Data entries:
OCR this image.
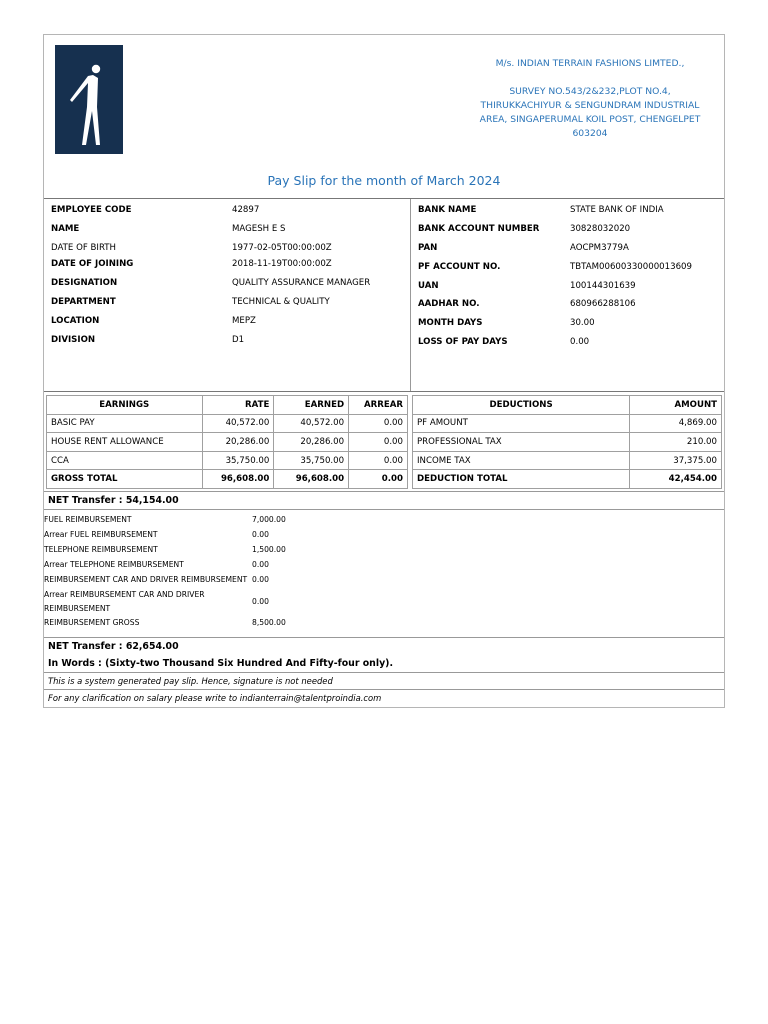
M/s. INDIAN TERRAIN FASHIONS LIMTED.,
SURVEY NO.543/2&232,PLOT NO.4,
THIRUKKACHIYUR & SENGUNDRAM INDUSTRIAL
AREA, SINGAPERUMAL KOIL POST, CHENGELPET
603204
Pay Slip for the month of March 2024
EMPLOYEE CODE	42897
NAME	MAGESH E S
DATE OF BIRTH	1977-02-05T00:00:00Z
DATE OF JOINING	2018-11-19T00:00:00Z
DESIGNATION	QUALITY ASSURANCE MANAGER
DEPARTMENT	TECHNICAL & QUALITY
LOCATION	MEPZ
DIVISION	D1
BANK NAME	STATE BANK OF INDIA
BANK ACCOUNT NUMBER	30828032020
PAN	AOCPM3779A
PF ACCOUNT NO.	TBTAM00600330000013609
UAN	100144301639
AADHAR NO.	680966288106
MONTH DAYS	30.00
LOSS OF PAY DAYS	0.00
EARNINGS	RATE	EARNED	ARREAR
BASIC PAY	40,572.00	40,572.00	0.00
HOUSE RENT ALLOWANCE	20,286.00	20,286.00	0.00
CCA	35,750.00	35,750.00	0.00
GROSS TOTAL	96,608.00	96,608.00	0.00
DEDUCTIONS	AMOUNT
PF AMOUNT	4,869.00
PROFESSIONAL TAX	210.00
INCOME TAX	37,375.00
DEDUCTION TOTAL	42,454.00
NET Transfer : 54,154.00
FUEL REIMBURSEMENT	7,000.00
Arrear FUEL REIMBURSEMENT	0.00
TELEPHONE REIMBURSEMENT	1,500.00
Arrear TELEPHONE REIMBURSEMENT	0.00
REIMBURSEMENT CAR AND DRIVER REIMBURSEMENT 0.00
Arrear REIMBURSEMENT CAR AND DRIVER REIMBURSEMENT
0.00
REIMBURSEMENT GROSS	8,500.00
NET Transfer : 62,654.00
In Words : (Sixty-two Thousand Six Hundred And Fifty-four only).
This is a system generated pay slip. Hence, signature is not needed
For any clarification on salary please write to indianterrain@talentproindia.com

TASK:
Images must not appear in the copy; reproduce everything else in the records verbatim.

RESULT OF THIS TASK:
OCR this image.
M/s. INDIAN TERRAIN FASHIONS LIMTED.,
SURVEY NO.543/2&232,PLOT NO.4,
THIRUKKACHIYUR & SENGUNDRAM INDUSTRIAL
AREA, SINGAPERUMAL KOIL POST, CHENGELPET
603204
Pay Slip for the month of March 2024
EMPLOYEE CODE	42897
NAME	MAGESH E S
DATE OF BIRTH	1977-02-05T00:00:00Z
DATE OF JOINING	2018-11-19T00:00:00Z
DESIGNATION	QUALITY ASSURANCE MANAGER
DEPARTMENT	TECHNICAL & QUALITY
LOCATION	MEPZ
DIVISION	D1
BANK NAME	STATE BANK OF INDIA
BANK ACCOUNT NUMBER	30828032020
PAN	AOCPM3779A
PF ACCOUNT NO.	TBTAM00600330000013609
UAN	100144301639
AADHAR NO.	680966288106
MONTH DAYS	30.00
LOSS OF PAY DAYS	0.00
EARNINGS	RATE	EARNED	ARREAR
BASIC PAY	40,572.00	40,572.00	0.00
HOUSE RENT ALLOWANCE	20,286.00	20,286.00	0.00
CCA	35,750.00	35,750.00	0.00
GROSS TOTAL	96,608.00	96,608.00	0.00
DEDUCTIONS	AMOUNT
PF AMOUNT	4,869.00
PROFESSIONAL TAX	210.00
INCOME TAX	37,375.00
DEDUCTION TOTAL	42,454.00
NET Transfer : 54,154.00
FUEL REIMBURSEMENT	7,000.00
Arrear FUEL REIMBURSEMENT	0.00
TELEPHONE REIMBURSEMENT	1,500.00
Arrear TELEPHONE REIMBURSEMENT	0.00
REIMBURSEMENT CAR AND DRIVER REIMBURSEMENT 0.00
Arrear REIMBURSEMENT CAR AND DRIVER REIMBURSEMENT
0.00
REIMBURSEMENT GROSS	8,500.00
NET Transfer : 62,654.00
In Words : (Sixty-two Thousand Six Hundred And Fifty-four only).
This is a system generated pay slip. Hence, signature is not needed
For any clarification on salary please write to indianterrain@talentproindia.com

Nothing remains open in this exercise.